Problem to work on. The records below are to be copied word for word, with every picture left out.

Records for the task.
---+---

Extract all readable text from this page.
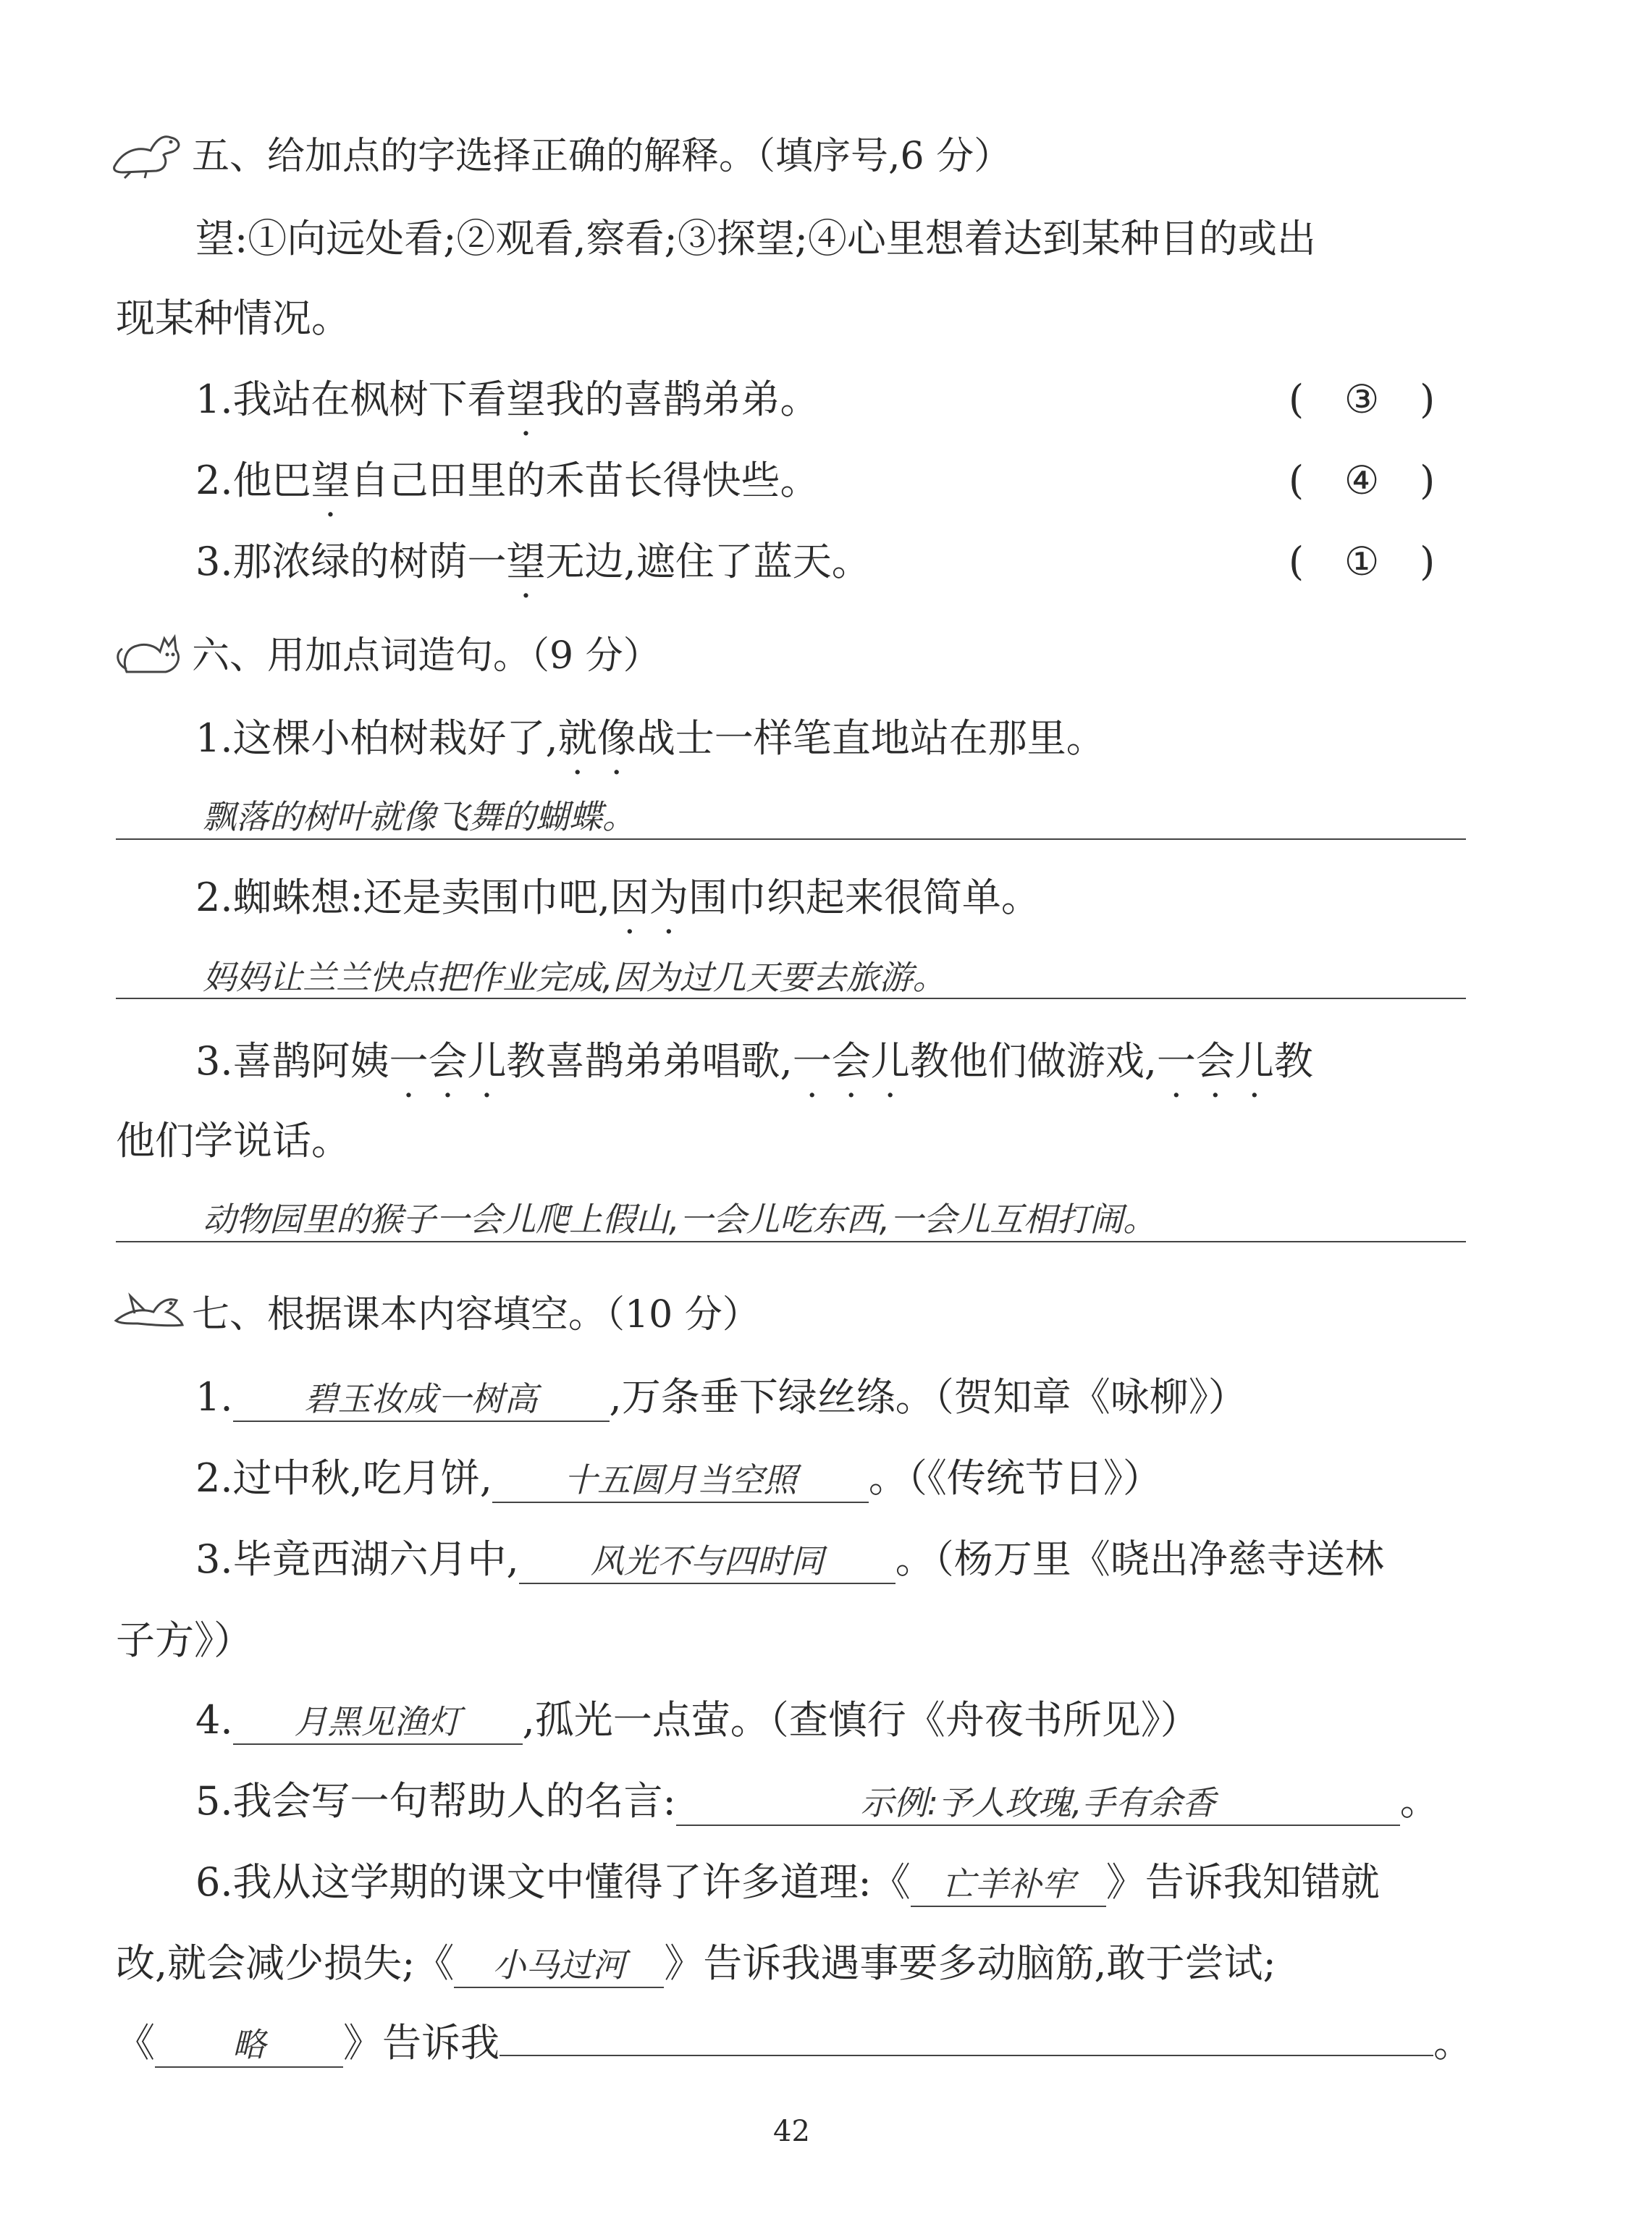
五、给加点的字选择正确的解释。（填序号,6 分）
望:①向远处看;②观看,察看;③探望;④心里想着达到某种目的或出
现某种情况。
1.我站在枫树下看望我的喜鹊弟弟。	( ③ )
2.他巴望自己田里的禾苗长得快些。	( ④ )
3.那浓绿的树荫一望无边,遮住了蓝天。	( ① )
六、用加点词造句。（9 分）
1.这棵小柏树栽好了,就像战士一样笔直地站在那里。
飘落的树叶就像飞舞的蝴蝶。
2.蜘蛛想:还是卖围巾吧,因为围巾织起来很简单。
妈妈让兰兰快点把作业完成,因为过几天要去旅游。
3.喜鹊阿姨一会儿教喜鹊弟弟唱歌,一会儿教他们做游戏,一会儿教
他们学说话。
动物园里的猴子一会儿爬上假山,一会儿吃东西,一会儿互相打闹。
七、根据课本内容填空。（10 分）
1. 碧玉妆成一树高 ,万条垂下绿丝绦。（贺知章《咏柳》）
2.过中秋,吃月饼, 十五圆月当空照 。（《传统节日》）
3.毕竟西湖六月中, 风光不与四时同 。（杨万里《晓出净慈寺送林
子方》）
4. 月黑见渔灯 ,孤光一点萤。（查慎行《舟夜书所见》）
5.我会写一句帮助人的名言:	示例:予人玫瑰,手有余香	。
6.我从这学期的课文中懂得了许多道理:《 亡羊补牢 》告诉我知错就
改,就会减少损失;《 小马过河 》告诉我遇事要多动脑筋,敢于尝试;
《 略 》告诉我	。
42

---+---

Correct response.
Extract all readable text from this page.
五、给加点的字选择正确的解释。（填序号,6 分）
望:①向远处看;②观看,察看;③探望;④心里想着达到某种目的或出
现某种情况。
1.我站在枫树下看望我的喜鹊弟弟。	( ③ )
2.他巴望自己田里的禾苗长得快些。	( ④ )
3.那浓绿的树荫一望无边,遮住了蓝天。	( ① )
六、用加点词造句。（9 分）
1.这棵小柏树栽好了,就像战士一样笔直地站在那里。
飘落的树叶就像飞舞的蝴蝶。
2.蜘蛛想:还是卖围巾吧,因为围巾织起来很简单。
妈妈让兰兰快点把作业完成,因为过几天要去旅游。
3.喜鹊阿姨一会儿教喜鹊弟弟唱歌,一会儿教他们做游戏,一会儿教
他们学说话。
动物园里的猴子一会儿爬上假山,一会儿吃东西,一会儿互相打闹。
七、根据课本内容填空。（10 分）
1. 碧玉妆成一树高 ,万条垂下绿丝绦。（贺知章《咏柳》）
2.过中秋,吃月饼, 十五圆月当空照 。（《传统节日》）
3.毕竟西湖六月中, 风光不与四时同 。（杨万里《晓出净慈寺送林
子方》）
4. 月黑见渔灯 ,孤光一点萤。（查慎行《舟夜书所见》）
5.我会写一句帮助人的名言:	示例:予人玫瑰,手有余香	。
6.我从这学期的课文中懂得了许多道理:《 亡羊补牢 》告诉我知错就
改,就会减少损失;《 小马过河 》告诉我遇事要多动脑筋,敢于尝试;
《 略 》告诉我	。
42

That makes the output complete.